**Material supplied:**

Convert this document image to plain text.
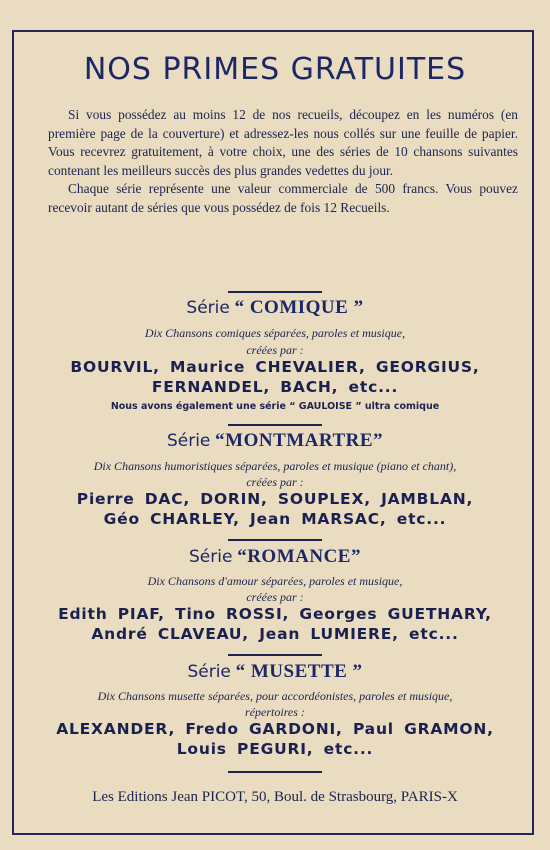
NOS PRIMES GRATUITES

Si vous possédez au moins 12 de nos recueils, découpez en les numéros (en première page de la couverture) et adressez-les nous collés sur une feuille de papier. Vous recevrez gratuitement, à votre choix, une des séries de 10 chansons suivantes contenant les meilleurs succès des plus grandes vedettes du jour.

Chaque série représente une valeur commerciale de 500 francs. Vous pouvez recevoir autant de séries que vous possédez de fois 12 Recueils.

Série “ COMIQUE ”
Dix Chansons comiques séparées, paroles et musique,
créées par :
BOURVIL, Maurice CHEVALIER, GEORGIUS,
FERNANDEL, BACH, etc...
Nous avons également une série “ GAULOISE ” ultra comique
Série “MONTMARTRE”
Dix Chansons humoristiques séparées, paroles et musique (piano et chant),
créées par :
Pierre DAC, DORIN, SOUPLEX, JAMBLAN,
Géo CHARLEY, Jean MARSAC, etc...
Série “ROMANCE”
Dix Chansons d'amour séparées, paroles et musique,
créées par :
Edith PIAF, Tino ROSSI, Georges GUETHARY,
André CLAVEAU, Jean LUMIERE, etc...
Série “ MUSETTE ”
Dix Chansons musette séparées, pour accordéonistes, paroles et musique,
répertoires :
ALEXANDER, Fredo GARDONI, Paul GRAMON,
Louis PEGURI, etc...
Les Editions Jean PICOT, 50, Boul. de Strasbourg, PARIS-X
---
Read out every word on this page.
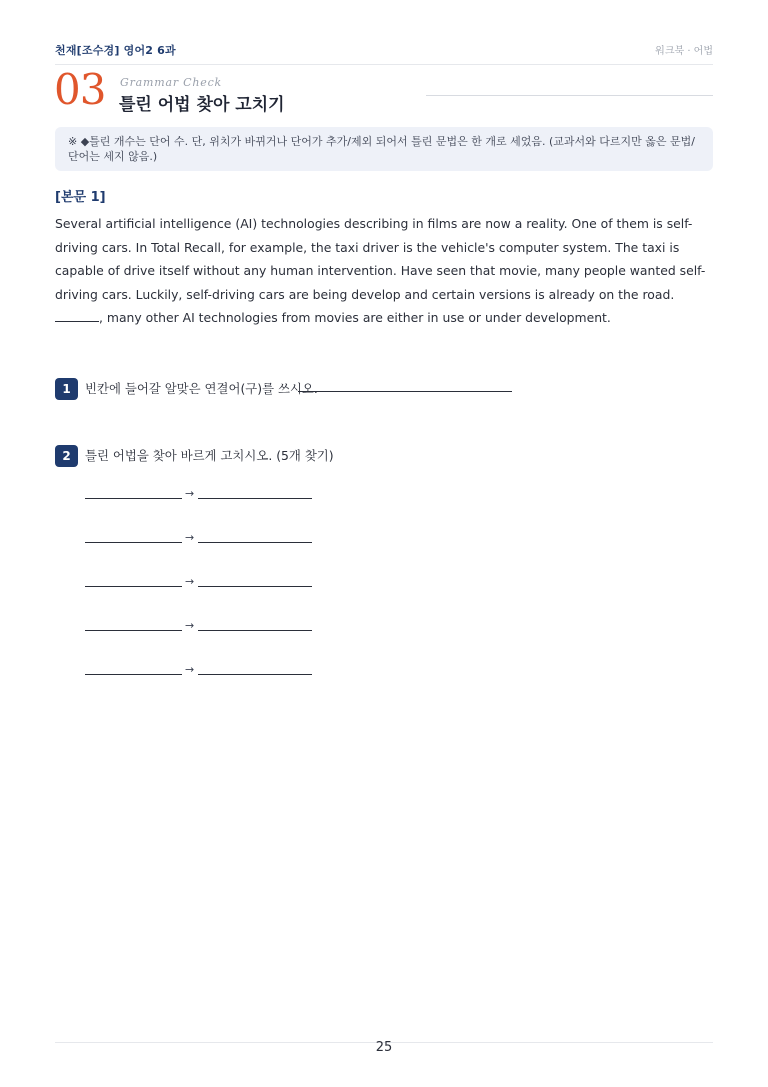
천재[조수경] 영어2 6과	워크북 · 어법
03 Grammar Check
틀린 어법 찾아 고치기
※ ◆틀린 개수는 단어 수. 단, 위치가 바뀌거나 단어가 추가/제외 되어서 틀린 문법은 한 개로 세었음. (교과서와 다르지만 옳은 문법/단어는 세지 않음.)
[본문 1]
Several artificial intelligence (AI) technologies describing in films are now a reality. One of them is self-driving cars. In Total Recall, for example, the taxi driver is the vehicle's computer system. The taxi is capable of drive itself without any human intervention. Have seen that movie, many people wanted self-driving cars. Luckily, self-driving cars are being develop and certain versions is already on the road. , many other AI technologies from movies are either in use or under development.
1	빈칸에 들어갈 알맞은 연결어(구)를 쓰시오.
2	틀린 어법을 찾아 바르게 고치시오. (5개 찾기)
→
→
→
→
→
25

**Set exercise:** From the listing above, pick out each line where the word "page" appears.

**Exercise result:**
Si vous possédez au moins 12 de nos recueils, découpez en les numéros (en première page de la couverture) et adressez-les nous collés sur une feuille de papier. Vous recevrez gratuitement, à votre choix, une des séries de 10 chansons suivantes contenant les meilleurs succès des plus grandes vedettes du jour.
Read out every word on this page.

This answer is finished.